━━ RECORDED INFORMATION
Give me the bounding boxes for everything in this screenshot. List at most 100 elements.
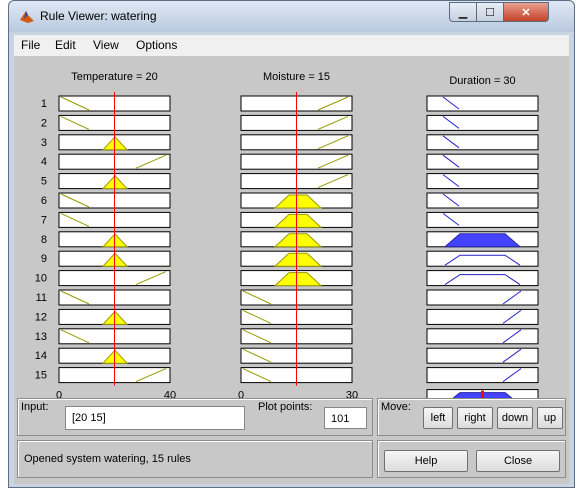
- temperature-mf-line: [60, 290, 90, 305]
- menu-edit[interactable]: Edit: [55, 38, 76, 52]
- duration-mf-box: [426, 173, 539, 190]
- title-bar[interactable]: Rule Viewer: watering ▁ ☐ ✕: [9, 1, 574, 32]
- rule-number: 10: [35, 273, 47, 285]
- plot-points-field[interactable]: 101: [324, 407, 367, 429]
- close-window-button[interactable]: ✕: [503, 2, 549, 22]
- close-button[interactable]: Close: [476, 450, 560, 472]
- temperature-mf-line: [60, 96, 90, 111]
- duration-mf-box: [426, 308, 539, 325]
- moisture-mf-line: [242, 348, 272, 363]
- moisture-mf-line: [317, 96, 349, 111]
- duration-mf-box: [426, 95, 539, 112]
- temperature-mf-line: [135, 154, 167, 169]
- moisture-mf-line: [242, 309, 272, 324]
- duration-mf-line: [444, 254, 521, 266]
- maximize-button[interactable]: ☐: [476, 2, 504, 22]
- moisture-mf-line: [317, 115, 349, 130]
- duration-mf-box: [426, 347, 539, 364]
- duration-mf-box: [426, 192, 539, 209]
- duration-mf-box: [426, 153, 539, 170]
- input-field[interactable]: [20 15]: [65, 406, 245, 430]
- duration-mf-fill: [443, 233, 522, 248]
- status-text: Opened system watering, 15 rules: [24, 453, 191, 465]
- temperature-mf-line: [60, 115, 90, 130]
- temperature-mf-line: [60, 193, 90, 208]
- rule-number: 3: [41, 137, 47, 149]
- output-marker: [481, 390, 484, 398]
- temperature-mf-line: [135, 271, 167, 286]
- moisture-mf-fill: [273, 213, 323, 228]
- rule-number: 12: [35, 311, 47, 323]
- move-up-button[interactable]: up: [537, 407, 563, 429]
- moisture-mf-line: [317, 174, 349, 189]
- rule-number: 2: [41, 117, 47, 129]
- rule-number: 7: [41, 214, 47, 226]
- duration-mf-box: [426, 250, 539, 267]
- duration-mf-box: [426, 270, 539, 287]
- duration-mf-line: [442, 212, 460, 226]
- rule-number: 14: [35, 350, 47, 362]
- moisture-mf-fill: [273, 272, 323, 287]
- moisture-mf-line: [242, 290, 272, 305]
- move-panel: Move: left right down up: [377, 398, 566, 436]
- status-panel: Opened system watering, 15 rules: [17, 440, 373, 478]
- duration-mf-line: [442, 135, 460, 149]
- rule-plots: Temperature = 20 Moisture = 15 Duration = …: [35, 71, 539, 398]
- moisture-mf-fill: [273, 233, 323, 248]
- menu-view[interactable]: View: [93, 38, 119, 52]
- axis-max-label: 40: [164, 390, 176, 398]
- move-label: Move:: [381, 401, 411, 413]
- input-panel: Input: [20 15] Plot points: 101: [17, 398, 373, 436]
- rule-number: 4: [41, 156, 47, 168]
- help-button[interactable]: Help: [384, 450, 468, 472]
- menu-file[interactable]: File: [21, 38, 41, 52]
- rule-viewer-window: Rule Viewer: watering ▁ ☐ ✕ File Edit Vi…: [8, 0, 575, 488]
- axis-max-label: 30: [346, 390, 358, 398]
- rule-number: 9: [41, 253, 47, 265]
- rule-number: 15: [35, 370, 47, 382]
- column-header: Duration = 30: [449, 75, 515, 87]
- duration-mf-line: [444, 274, 521, 286]
- window-title: Rule Viewer: watering: [40, 9, 157, 23]
- duration-mf-line: [502, 329, 522, 344]
- move-left-button[interactable]: left: [423, 407, 453, 429]
- duration-mf-line: [502, 348, 522, 363]
- duration-mf-line: [442, 116, 460, 129]
- rule-number: 1: [41, 98, 47, 110]
- duration-mf-line: [442, 174, 460, 188]
- rule-number: 13: [35, 331, 47, 343]
- duration-mf-box: [426, 114, 539, 131]
- moisture-mf-line: [242, 368, 272, 383]
- move-down-button[interactable]: down: [497, 407, 533, 429]
- rule-number: 8: [41, 234, 47, 246]
- axis-min-label: 0: [238, 390, 244, 398]
- move-right-button[interactable]: right: [457, 407, 493, 429]
- input-label: Input:: [21, 401, 49, 413]
- duration-mf-box: [426, 289, 539, 306]
- button-panel: Help Close: [377, 440, 566, 478]
- duration-mf-line: [442, 154, 460, 168]
- temperature-mf-line: [135, 368, 167, 383]
- duration-mf-box: [426, 367, 539, 384]
- temperature-mf-line: [60, 329, 90, 344]
- moisture-mf-line: [317, 135, 349, 150]
- moisture-mf-fill: [273, 194, 323, 209]
- duration-mf-line: [502, 309, 522, 324]
- client-area: Temperature = 20 Moisture = 15 Duration = …: [14, 56, 569, 484]
- rule-number: 5: [41, 176, 47, 188]
- column-header: Moisture = 15: [263, 71, 330, 83]
- moisture-mf-line: [242, 329, 272, 344]
- duration-mf-box: [426, 134, 539, 151]
- duration-mf-line: [442, 96, 460, 110]
- duration-mf-line: [502, 368, 522, 383]
- menu-options[interactable]: Options: [136, 38, 178, 52]
- duration-mf-line: [442, 193, 460, 207]
- temperature-mf-line: [60, 212, 90, 227]
- moisture-mf-line: [317, 154, 349, 169]
- menu-bar: File Edit View Options: [14, 35, 569, 56]
- rule-number: 6: [41, 195, 47, 207]
- plot-points-label: Plot points:: [258, 401, 313, 413]
- minimize-button[interactable]: ▁: [449, 2, 477, 22]
- rule-number: 11: [36, 292, 47, 304]
- matlab-icon: [20, 11, 34, 23]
━━━━
PROBLEM STATEMENT: Copy out every line of the records above without changing anything, and leave the picture out.

RESPONSE TO THIS EXERCISE:
Give me the bounding boxes for everything in this screenshot. List at most 100 elements.
- temperature-mf-line: [60, 290, 90, 305]
- menu-edit[interactable]: Edit: [55, 38, 76, 52]
- duration-mf-box: [426, 173, 539, 190]
- title-bar[interactable]: Rule Viewer: watering ▁ ☐ ✕: [9, 1, 574, 32]
- rule-number: 10: [35, 273, 47, 285]
- plot-points-field[interactable]: 101: [324, 407, 367, 429]
- close-window-button[interactable]: ✕: [503, 2, 549, 22]
- close-button[interactable]: Close: [476, 450, 560, 472]
- temperature-mf-line: [60, 96, 90, 111]
- duration-mf-box: [426, 308, 539, 325]
- moisture-mf-line: [242, 348, 272, 363]
- moisture-mf-line: [317, 96, 349, 111]
- duration-mf-box: [426, 95, 539, 112]
- temperature-mf-line: [135, 154, 167, 169]
- moisture-mf-line: [242, 309, 272, 324]
- duration-mf-line: [444, 254, 521, 266]
- maximize-button[interactable]: ☐: [476, 2, 504, 22]
- moisture-mf-line: [317, 115, 349, 130]
- duration-mf-box: [426, 347, 539, 364]
- duration-mf-box: [426, 192, 539, 209]
- duration-mf-box: [426, 153, 539, 170]
- input-field[interactable]: [20 15]: [65, 406, 245, 430]
- duration-mf-fill: [443, 233, 522, 248]
- status-text: Opened system watering, 15 rules: [24, 453, 191, 465]
- temperature-mf-line: [60, 115, 90, 130]
- temperature-mf-line: [60, 193, 90, 208]
- rule-number: 3: [41, 137, 47, 149]
- output-marker: [481, 390, 484, 398]
- temperature-mf-line: [135, 271, 167, 286]
- moisture-mf-fill: [273, 213, 323, 228]
- rule-number: 12: [35, 311, 47, 323]
- move-up-button[interactable]: up: [537, 407, 563, 429]
- moisture-mf-line: [317, 174, 349, 189]
- rule-number: 2: [41, 117, 47, 129]
- rule-number: 7: [41, 214, 47, 226]
- duration-mf-box: [426, 250, 539, 267]
- duration-mf-box: [426, 270, 539, 287]
- duration-mf-line: [442, 212, 460, 226]
- rule-number: 14: [35, 350, 47, 362]
- moisture-mf-fill: [273, 272, 323, 287]
- moisture-mf-line: [242, 290, 272, 305]
- move-panel: Move: left right down up: [377, 398, 566, 436]
- status-panel: Opened system watering, 15 rules: [17, 440, 373, 478]
- duration-mf-line: [442, 135, 460, 149]
- rule-plots: Temperature = 20 Moisture = 15 Duration = …: [35, 71, 539, 398]
- moisture-mf-fill: [273, 233, 323, 248]
- menu-view[interactable]: View: [93, 38, 119, 52]
- axis-max-label: 40: [164, 390, 176, 398]
- move-label: Move:: [381, 401, 411, 413]
- input-panel: Input: [20 15] Plot points: 101: [17, 398, 373, 436]
- rule-number: 4: [41, 156, 47, 168]
- help-button[interactable]: Help: [384, 450, 468, 472]
- menu-file[interactable]: File: [21, 38, 41, 52]
- rule-viewer-window: Rule Viewer: watering ▁ ☐ ✕ File Edit Vi…: [8, 0, 575, 488]
- axis-max-label: 30: [346, 390, 358, 398]
- rule-number: 9: [41, 253, 47, 265]
- rule-number: 15: [35, 370, 47, 382]
- column-header: Duration = 30: [449, 75, 515, 87]
- duration-mf-line: [444, 274, 521, 286]
- window-title: Rule Viewer: watering: [40, 9, 157, 23]
- duration-mf-line: [502, 329, 522, 344]
- move-left-button[interactable]: left: [423, 407, 453, 429]
- duration-mf-line: [502, 348, 522, 363]
- duration-mf-line: [442, 116, 460, 129]
- rule-number: 1: [41, 98, 47, 110]
- duration-mf-line: [442, 174, 460, 188]
- rule-number: 13: [35, 331, 47, 343]
- duration-mf-box: [426, 114, 539, 131]
- moisture-mf-line: [242, 368, 272, 383]
- move-down-button[interactable]: down: [497, 407, 533, 429]
- rule-number: 8: [41, 234, 47, 246]
- axis-min-label: 0: [238, 390, 244, 398]
- move-right-button[interactable]: right: [457, 407, 493, 429]
- input-label: Input:: [21, 401, 49, 413]
- duration-mf-box: [426, 289, 539, 306]
- button-panel: Help Close: [377, 440, 566, 478]
- duration-mf-line: [442, 154, 460, 168]
- temperature-mf-line: [135, 368, 167, 383]
- duration-mf-box: [426, 367, 539, 384]
- temperature-mf-line: [60, 329, 90, 344]
- moisture-mf-line: [317, 135, 349, 150]
- moisture-mf-fill: [273, 194, 323, 209]
- duration-mf-line: [502, 309, 522, 324]
- client-area: Temperature = 20 Moisture = 15 Duration = …: [14, 56, 569, 484]
- rule-number: 5: [41, 176, 47, 188]
- column-header: Moisture = 15: [263, 71, 330, 83]
- moisture-mf-line: [242, 329, 272, 344]
- duration-mf-box: [426, 134, 539, 151]
- duration-mf-line: [442, 96, 460, 110]
- duration-mf-line: [502, 368, 522, 383]
- menu-options[interactable]: Options: [136, 38, 178, 52]
- duration-mf-line: [442, 193, 460, 207]
- temperature-mf-line: [60, 212, 90, 227]
- moisture-mf-line: [317, 154, 349, 169]
- menu-bar: File Edit View Options: [14, 35, 569, 56]
- rule-number: 6: [41, 195, 47, 207]
- plot-points-label: Plot points:: [258, 401, 313, 413]
- minimize-button[interactable]: ▁: [449, 2, 477, 22]
- rule-number: 11: [36, 292, 47, 304]
- matlab-icon: [20, 11, 34, 23]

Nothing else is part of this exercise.